Stated problem »
Copy the listing below word for word, from its very first line down through the line containing "264, 42, 278]", with both of those lines included.
### Raw records
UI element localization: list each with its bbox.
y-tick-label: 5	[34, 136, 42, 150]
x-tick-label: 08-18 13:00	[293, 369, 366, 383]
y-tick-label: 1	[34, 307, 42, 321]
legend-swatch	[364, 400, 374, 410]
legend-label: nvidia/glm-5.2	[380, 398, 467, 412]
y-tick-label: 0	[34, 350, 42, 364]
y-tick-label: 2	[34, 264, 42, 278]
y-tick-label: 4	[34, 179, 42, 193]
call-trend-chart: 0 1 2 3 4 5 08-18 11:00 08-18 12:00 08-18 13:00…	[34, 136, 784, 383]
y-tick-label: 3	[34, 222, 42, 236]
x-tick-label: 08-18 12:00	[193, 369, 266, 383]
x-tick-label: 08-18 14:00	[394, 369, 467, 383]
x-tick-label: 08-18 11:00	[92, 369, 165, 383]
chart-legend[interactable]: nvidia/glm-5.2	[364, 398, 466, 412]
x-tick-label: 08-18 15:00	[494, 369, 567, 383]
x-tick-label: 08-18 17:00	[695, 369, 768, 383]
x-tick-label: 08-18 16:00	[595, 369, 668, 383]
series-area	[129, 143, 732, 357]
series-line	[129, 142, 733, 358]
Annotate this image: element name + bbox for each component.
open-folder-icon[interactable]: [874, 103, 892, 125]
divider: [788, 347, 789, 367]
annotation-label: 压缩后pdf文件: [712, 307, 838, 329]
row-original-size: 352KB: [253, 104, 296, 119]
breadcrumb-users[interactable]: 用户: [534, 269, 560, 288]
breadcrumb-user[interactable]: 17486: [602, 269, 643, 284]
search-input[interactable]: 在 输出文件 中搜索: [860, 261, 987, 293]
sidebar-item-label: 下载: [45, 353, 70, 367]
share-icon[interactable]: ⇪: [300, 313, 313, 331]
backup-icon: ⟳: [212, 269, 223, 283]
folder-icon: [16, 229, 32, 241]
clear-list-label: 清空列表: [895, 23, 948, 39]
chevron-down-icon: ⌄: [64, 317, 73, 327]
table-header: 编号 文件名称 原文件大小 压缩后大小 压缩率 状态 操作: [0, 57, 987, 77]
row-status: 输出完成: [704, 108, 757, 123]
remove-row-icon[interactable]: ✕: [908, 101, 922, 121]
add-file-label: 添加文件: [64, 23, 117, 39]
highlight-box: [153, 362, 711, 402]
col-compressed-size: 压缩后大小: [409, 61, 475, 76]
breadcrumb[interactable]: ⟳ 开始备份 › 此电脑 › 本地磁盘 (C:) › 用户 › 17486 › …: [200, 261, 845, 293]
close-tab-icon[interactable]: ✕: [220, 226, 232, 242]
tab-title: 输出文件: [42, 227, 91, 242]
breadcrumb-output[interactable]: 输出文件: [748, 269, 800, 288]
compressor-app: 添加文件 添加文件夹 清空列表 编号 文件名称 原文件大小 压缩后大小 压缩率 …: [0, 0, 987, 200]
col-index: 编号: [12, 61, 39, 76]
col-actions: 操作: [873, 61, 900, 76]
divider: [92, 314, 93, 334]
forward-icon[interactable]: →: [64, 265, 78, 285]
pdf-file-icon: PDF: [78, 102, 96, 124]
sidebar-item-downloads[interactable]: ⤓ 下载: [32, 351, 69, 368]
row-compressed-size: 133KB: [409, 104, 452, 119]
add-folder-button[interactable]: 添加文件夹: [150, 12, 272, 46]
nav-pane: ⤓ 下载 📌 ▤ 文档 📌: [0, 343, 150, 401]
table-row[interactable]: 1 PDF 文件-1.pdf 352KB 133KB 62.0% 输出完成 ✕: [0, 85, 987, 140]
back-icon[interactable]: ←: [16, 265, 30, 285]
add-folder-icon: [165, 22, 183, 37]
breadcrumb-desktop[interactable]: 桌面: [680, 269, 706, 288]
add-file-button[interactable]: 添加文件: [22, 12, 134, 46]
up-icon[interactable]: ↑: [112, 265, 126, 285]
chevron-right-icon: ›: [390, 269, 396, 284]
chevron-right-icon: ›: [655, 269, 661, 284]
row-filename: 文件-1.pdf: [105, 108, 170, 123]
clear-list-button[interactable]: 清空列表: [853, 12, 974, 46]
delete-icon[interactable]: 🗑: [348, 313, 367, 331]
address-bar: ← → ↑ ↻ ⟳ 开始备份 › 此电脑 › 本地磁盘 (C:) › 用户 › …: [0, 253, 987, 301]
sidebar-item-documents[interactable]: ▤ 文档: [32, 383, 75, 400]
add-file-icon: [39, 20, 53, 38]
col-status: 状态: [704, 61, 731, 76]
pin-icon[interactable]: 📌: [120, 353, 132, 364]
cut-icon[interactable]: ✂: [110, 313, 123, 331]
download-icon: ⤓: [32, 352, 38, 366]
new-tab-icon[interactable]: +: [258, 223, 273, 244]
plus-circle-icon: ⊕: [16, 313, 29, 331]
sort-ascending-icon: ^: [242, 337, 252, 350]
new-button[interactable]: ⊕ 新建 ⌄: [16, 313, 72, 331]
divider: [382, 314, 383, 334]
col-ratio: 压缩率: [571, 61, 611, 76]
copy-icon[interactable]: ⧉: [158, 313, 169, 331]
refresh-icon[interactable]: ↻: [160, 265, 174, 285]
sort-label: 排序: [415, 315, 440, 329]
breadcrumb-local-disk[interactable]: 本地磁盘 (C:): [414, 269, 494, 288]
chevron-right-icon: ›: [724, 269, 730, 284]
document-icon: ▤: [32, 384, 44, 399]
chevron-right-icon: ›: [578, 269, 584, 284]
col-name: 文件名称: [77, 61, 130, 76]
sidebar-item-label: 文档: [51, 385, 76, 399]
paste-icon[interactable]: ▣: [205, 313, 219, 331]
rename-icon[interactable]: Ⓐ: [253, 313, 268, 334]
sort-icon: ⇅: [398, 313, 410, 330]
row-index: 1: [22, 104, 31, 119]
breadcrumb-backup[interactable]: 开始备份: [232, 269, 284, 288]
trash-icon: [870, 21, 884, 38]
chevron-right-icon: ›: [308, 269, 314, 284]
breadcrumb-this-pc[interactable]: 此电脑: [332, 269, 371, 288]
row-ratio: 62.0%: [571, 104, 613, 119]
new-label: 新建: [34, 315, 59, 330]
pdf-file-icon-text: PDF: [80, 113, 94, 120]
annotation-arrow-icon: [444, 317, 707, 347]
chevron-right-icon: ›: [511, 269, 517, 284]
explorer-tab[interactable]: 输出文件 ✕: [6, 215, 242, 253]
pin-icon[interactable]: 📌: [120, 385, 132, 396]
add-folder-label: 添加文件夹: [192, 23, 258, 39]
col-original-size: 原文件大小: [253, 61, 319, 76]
######
Task solution »
UI element localization: list each with its bbox.
y-tick-label: 5	[34, 136, 42, 150]
x-tick-label: 08-18 13:00	[293, 369, 366, 383]
y-tick-label: 1	[34, 307, 42, 321]
legend-swatch	[364, 400, 374, 410]
legend-label: nvidia/glm-5.2	[380, 398, 467, 412]
y-tick-label: 0	[34, 350, 42, 364]
y-tick-label: 2	[34, 264, 42, 278]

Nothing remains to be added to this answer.